-- Start of Data entries --
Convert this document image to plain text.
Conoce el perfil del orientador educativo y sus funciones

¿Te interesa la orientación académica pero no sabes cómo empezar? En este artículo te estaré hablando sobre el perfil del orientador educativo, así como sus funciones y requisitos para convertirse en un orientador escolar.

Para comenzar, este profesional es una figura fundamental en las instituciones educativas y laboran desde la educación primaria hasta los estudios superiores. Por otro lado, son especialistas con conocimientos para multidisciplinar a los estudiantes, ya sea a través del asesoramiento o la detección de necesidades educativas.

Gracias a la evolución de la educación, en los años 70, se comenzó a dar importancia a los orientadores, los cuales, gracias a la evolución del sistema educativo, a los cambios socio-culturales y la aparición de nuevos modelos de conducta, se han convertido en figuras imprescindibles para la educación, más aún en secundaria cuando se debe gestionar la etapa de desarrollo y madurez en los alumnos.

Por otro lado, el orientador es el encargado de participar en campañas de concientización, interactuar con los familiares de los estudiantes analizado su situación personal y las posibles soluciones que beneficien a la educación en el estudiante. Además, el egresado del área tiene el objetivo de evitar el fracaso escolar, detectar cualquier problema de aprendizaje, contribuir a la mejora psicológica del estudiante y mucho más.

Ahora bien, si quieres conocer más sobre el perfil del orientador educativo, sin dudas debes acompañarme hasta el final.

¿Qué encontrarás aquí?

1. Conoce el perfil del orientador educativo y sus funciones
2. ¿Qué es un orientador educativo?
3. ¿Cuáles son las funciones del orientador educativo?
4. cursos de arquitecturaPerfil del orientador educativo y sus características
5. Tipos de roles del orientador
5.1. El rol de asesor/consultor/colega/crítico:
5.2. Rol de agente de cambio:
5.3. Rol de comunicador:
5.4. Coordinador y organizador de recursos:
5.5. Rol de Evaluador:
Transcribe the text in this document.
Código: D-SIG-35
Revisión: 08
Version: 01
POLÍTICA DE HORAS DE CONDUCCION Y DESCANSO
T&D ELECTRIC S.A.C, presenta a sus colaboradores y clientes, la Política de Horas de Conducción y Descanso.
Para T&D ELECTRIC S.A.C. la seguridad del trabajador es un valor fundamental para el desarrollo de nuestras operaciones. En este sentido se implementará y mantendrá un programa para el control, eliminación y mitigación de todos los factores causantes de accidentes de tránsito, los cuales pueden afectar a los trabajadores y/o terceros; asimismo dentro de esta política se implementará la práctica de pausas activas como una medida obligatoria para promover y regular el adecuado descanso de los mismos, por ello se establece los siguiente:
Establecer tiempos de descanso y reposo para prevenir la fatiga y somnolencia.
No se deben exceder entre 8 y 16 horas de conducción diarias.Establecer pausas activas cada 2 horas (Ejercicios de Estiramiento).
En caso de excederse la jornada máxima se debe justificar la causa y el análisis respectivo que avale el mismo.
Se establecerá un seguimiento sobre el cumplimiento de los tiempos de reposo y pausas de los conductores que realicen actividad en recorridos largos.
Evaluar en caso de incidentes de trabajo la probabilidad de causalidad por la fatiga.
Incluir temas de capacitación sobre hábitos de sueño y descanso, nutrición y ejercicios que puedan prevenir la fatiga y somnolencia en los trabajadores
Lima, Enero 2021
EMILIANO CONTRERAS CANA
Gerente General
-- End of Data entries --
__Written exercise__
How many lines of the data hold the string "hasta"? Reply with the number alone.

__Solution__
2